The records —
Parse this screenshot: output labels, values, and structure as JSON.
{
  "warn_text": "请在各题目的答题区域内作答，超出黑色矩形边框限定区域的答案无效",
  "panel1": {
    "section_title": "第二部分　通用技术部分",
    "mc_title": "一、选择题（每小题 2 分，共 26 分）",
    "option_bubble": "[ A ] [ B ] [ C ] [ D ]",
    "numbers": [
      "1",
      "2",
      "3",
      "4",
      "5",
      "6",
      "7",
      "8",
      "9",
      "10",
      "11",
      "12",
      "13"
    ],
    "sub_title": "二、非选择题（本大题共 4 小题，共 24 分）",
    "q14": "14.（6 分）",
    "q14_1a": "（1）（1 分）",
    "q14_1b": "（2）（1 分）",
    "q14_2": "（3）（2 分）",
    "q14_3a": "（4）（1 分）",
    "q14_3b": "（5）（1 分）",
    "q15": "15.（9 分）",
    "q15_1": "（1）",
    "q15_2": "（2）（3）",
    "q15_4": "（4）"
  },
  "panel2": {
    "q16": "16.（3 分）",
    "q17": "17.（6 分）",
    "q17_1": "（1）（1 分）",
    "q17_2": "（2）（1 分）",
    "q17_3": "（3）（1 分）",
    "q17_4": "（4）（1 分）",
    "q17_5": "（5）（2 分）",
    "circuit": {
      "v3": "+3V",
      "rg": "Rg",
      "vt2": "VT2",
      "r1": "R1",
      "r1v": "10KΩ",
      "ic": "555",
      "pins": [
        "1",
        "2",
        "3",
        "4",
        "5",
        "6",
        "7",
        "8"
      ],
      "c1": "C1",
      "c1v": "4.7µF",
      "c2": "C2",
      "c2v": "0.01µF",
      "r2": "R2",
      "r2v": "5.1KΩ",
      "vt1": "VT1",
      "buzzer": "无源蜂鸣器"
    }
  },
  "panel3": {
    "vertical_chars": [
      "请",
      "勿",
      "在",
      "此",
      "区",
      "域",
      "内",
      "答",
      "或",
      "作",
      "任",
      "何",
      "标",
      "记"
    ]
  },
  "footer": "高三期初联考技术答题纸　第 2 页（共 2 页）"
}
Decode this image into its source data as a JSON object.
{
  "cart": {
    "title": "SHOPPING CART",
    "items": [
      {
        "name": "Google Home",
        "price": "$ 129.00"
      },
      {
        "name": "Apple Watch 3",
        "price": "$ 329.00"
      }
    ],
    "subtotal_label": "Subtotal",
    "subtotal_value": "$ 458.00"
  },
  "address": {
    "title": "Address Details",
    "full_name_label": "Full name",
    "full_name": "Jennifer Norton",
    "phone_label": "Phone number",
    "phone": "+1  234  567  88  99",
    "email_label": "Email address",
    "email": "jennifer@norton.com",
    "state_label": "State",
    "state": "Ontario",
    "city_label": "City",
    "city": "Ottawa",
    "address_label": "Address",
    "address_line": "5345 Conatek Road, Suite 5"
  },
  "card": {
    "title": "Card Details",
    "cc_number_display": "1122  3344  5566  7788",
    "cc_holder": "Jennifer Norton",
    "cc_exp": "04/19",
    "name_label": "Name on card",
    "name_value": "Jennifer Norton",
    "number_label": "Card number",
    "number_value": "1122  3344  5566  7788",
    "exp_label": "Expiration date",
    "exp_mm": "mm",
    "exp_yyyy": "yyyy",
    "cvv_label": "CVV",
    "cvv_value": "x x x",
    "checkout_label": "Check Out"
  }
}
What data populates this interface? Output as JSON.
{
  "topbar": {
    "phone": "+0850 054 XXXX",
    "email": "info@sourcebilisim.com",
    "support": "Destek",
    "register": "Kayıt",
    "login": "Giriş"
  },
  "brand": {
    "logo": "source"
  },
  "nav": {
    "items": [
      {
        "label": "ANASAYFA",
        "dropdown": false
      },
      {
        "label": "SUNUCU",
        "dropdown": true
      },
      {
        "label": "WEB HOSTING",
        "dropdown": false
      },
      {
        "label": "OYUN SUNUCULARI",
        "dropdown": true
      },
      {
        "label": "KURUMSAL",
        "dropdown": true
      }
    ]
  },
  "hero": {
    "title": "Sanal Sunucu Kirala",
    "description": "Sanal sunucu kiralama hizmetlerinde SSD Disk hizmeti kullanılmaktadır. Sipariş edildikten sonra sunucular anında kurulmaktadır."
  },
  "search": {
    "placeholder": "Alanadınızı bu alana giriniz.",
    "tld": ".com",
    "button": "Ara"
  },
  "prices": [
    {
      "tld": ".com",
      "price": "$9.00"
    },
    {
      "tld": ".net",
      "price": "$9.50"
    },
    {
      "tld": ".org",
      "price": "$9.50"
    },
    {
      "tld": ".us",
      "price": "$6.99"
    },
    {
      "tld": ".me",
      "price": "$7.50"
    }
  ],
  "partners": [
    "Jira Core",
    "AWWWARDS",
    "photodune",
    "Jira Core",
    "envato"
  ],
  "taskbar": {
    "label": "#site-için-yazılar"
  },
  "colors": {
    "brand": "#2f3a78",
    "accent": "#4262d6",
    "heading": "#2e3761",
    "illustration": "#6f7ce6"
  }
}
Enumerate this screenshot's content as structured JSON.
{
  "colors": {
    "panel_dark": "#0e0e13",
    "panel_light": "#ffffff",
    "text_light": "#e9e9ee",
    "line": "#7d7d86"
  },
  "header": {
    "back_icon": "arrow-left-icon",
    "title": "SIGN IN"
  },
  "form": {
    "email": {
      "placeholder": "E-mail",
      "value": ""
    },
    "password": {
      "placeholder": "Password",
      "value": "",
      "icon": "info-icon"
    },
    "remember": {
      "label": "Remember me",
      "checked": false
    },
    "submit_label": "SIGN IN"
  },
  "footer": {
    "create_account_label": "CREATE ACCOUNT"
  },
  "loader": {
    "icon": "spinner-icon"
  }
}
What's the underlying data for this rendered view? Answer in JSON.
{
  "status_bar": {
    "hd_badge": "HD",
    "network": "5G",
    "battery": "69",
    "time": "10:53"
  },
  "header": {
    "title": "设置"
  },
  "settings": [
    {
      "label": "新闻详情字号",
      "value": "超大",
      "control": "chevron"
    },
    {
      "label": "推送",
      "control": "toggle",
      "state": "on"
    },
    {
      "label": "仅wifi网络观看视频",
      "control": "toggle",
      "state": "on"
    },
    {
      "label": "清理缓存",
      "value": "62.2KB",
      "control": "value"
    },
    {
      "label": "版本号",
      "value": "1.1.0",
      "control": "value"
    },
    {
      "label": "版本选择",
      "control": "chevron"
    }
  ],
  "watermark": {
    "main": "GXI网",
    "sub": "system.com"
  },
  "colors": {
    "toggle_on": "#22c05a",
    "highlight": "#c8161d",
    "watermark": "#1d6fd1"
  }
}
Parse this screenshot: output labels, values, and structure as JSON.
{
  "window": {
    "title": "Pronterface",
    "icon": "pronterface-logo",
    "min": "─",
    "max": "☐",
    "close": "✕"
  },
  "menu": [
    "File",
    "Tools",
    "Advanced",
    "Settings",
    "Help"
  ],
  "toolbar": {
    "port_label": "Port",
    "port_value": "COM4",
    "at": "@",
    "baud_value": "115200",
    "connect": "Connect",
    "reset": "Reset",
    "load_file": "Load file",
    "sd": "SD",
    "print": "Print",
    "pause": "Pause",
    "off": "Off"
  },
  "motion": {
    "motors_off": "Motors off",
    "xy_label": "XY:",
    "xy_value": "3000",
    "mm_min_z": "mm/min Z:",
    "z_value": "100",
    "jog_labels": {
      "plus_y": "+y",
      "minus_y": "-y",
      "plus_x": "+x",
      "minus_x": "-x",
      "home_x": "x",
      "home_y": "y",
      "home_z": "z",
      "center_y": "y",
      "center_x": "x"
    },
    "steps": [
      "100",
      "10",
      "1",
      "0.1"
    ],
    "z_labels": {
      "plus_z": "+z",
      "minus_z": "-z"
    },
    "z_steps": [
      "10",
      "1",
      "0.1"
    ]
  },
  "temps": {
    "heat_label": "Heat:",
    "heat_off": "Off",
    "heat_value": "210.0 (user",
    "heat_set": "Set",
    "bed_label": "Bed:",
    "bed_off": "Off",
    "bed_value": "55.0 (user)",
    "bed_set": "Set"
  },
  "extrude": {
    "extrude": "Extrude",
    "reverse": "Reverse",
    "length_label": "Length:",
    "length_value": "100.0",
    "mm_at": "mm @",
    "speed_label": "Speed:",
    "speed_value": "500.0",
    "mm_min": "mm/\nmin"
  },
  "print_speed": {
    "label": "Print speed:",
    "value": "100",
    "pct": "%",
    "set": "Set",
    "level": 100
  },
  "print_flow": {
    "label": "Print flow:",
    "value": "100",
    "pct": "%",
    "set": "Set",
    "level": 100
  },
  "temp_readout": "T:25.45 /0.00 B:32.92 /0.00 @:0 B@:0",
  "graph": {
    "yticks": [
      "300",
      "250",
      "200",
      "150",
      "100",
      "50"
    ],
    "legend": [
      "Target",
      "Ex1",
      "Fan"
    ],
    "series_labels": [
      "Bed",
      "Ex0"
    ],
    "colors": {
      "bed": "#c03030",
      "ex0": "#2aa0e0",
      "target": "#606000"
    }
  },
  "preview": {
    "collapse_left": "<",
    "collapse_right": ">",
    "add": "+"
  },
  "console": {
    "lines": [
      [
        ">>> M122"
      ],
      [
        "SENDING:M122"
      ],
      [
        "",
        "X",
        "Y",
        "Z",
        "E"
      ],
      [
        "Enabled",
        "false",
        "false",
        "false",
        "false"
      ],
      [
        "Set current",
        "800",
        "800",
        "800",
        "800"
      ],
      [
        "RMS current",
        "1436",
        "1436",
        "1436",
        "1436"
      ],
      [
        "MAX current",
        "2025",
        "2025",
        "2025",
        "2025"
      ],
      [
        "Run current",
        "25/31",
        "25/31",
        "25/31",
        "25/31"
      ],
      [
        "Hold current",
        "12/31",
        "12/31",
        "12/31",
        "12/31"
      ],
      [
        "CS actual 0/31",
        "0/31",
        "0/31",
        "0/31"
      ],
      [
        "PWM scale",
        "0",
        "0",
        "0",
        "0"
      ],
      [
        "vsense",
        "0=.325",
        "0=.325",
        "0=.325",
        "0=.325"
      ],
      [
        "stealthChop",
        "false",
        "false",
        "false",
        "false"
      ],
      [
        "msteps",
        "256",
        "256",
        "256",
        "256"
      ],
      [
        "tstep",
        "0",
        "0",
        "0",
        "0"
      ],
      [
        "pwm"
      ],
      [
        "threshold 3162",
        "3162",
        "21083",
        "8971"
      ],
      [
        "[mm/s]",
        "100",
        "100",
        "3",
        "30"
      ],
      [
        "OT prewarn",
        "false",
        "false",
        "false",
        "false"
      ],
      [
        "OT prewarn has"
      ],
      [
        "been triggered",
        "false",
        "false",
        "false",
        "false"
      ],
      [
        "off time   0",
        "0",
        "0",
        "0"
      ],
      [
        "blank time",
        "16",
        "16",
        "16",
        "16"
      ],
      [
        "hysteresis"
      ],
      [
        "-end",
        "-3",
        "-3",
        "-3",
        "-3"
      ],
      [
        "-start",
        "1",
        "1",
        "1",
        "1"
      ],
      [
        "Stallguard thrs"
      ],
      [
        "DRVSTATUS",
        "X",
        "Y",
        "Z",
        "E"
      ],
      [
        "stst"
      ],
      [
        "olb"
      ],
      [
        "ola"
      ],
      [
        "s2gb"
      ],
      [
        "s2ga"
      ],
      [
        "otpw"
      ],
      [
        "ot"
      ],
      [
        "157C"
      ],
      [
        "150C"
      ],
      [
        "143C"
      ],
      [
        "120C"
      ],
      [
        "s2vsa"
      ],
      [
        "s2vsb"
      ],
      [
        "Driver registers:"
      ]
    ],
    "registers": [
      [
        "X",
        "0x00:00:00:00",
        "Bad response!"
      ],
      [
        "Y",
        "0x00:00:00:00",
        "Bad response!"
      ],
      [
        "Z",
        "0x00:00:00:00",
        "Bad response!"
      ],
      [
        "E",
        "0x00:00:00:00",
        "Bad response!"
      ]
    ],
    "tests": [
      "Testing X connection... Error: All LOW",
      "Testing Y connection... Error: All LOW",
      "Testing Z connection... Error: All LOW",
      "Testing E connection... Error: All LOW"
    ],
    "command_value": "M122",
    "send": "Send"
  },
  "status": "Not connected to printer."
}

Goal — For each line above that contains the word "data", copy that line.

Expected answer —
Decode this image into its source data as a JSON object.
What data populates this interface? Output as JSON.
What's the underlying data for this rendered view? Answer in JSON.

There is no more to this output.